[start DATA TO USE]

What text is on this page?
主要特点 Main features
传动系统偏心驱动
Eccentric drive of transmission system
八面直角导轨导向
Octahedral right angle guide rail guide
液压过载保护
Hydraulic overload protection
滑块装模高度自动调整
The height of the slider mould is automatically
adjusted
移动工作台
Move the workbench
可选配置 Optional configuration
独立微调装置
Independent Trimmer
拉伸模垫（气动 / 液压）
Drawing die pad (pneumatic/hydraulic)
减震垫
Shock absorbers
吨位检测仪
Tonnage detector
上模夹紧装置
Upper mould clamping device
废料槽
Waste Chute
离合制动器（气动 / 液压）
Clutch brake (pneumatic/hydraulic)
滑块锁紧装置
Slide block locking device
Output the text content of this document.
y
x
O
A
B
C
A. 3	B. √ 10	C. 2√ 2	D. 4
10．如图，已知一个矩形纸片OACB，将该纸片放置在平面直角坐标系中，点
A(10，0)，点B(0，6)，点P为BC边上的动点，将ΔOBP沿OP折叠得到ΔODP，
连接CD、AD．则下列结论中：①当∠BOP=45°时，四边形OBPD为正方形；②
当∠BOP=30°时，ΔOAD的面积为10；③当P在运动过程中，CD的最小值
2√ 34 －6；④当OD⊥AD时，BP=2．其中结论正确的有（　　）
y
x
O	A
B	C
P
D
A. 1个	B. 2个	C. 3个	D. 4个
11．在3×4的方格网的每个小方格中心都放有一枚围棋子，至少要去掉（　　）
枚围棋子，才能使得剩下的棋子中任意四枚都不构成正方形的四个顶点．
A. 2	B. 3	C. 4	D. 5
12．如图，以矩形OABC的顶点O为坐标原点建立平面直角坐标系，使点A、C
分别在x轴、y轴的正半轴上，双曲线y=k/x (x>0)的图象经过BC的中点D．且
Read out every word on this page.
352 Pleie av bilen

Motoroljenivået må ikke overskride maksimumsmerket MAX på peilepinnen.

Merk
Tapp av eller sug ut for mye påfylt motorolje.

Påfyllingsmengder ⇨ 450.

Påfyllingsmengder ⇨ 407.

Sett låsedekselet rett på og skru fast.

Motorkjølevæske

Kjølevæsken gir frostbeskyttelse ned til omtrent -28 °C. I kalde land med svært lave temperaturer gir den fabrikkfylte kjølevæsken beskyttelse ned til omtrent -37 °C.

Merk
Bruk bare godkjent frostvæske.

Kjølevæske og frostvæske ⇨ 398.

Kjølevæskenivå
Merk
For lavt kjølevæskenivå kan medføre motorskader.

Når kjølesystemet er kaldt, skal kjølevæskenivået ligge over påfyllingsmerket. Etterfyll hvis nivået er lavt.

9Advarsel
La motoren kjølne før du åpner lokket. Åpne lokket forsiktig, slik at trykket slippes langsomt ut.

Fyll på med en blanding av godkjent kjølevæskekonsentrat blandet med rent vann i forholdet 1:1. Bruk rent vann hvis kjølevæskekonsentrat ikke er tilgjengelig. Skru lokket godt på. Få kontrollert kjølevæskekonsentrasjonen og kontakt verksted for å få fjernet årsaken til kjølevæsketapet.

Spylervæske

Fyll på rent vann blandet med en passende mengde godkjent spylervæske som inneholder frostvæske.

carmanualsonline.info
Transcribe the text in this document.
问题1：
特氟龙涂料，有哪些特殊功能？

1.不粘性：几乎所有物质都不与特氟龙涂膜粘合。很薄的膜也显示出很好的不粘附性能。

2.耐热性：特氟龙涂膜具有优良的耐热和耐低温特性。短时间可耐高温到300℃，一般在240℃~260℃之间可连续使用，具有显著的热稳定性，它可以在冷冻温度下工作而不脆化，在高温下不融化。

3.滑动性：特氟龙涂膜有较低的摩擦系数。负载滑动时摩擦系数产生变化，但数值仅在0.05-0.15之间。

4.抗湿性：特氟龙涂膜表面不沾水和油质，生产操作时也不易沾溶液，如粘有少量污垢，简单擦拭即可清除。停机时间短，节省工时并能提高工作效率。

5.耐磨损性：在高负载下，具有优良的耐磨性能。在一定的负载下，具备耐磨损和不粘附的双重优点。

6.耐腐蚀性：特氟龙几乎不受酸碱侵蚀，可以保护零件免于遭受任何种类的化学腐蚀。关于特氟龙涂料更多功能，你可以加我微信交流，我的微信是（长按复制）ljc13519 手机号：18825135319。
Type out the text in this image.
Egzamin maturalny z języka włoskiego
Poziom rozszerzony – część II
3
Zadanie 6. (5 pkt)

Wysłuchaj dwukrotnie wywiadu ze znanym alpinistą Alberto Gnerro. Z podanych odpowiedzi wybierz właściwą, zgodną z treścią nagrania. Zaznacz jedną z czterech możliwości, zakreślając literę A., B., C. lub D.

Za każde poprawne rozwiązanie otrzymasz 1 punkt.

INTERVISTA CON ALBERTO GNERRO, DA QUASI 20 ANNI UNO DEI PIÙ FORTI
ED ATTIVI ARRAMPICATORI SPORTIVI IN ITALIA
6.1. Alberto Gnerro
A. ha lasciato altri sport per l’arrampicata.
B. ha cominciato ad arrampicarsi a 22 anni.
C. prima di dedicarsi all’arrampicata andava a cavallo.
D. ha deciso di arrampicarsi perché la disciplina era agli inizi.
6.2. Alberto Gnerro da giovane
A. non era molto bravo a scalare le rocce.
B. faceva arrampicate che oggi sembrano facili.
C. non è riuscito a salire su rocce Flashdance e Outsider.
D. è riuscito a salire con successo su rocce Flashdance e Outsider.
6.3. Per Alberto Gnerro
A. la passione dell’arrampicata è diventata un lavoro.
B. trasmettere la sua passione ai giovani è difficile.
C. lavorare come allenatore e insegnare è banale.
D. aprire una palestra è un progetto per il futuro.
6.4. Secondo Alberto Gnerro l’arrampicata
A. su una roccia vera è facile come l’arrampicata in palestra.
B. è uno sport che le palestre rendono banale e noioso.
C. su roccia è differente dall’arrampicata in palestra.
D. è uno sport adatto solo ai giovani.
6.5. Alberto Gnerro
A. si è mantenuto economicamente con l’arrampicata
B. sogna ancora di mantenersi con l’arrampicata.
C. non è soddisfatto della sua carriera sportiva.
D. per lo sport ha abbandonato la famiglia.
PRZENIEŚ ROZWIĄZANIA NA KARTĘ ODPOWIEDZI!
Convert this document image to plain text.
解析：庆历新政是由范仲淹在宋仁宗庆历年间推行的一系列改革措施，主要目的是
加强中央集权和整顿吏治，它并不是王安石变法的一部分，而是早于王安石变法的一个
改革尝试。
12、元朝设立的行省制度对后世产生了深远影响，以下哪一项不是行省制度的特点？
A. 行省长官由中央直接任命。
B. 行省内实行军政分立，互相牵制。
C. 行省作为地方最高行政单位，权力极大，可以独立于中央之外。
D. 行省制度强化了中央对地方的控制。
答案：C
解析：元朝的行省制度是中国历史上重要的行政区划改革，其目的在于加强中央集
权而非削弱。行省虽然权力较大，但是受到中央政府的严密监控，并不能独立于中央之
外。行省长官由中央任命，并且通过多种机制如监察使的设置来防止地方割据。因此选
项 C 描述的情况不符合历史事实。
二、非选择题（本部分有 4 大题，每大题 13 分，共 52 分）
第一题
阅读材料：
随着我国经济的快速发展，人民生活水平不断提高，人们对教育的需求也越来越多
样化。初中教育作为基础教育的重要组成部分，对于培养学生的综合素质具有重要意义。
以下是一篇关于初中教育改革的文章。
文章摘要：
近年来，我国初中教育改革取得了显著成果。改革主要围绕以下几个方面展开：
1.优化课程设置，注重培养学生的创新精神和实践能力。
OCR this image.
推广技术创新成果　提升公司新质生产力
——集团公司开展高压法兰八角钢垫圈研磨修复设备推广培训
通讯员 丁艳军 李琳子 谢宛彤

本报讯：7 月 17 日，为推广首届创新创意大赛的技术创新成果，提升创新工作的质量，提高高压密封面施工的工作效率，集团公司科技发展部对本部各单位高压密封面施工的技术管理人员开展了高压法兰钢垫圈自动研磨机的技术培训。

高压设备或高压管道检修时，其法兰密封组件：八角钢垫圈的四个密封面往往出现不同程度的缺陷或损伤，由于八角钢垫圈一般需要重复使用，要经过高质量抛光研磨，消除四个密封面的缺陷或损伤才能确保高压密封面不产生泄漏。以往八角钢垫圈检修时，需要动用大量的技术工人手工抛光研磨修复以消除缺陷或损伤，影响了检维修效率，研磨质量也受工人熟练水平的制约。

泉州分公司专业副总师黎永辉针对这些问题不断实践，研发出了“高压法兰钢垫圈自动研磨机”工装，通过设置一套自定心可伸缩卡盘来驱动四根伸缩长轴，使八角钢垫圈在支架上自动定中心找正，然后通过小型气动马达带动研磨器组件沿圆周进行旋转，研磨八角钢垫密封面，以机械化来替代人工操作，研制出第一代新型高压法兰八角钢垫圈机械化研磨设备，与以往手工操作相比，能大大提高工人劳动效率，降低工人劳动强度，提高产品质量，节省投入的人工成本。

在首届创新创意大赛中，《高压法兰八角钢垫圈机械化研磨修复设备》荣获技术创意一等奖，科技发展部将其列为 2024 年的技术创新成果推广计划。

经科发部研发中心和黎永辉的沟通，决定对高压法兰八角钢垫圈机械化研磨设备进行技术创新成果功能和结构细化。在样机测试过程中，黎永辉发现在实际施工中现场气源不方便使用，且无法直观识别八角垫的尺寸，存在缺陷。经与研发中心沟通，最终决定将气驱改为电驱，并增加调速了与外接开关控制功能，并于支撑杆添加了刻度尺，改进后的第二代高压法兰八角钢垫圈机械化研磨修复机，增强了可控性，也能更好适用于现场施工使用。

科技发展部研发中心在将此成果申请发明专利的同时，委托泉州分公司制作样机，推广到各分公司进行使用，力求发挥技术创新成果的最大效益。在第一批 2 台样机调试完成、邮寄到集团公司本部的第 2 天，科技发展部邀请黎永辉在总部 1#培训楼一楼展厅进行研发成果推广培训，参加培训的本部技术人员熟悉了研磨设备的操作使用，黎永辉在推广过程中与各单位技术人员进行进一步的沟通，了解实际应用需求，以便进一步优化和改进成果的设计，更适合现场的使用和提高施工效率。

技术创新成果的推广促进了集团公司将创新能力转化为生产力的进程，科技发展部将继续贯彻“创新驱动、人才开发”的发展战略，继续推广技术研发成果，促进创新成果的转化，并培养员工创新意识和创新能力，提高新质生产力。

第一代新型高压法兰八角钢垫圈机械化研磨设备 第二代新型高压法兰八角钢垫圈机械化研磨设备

[end DATA TO USE]

**STATED EXERCISE**
Return each line of the listing that holds the string "vann".

**REPLY**
Fyll på med en blanding av godkjent kjølevæskekonsentrat blandet med rent vann i forholdet 1:1. Bruk rent vann hvis kjølevæskekonsentrat ikke er tilgjengelig. Skru lokket godt på. Få kontrollert kjølevæskekonsentrasjonen og kontakt verksted for å få fjernet årsaken til kjølevæsketapet.
Fyll på rent vann blandet med en passende mengde godkjent spylervæske som inneholder frostvæske.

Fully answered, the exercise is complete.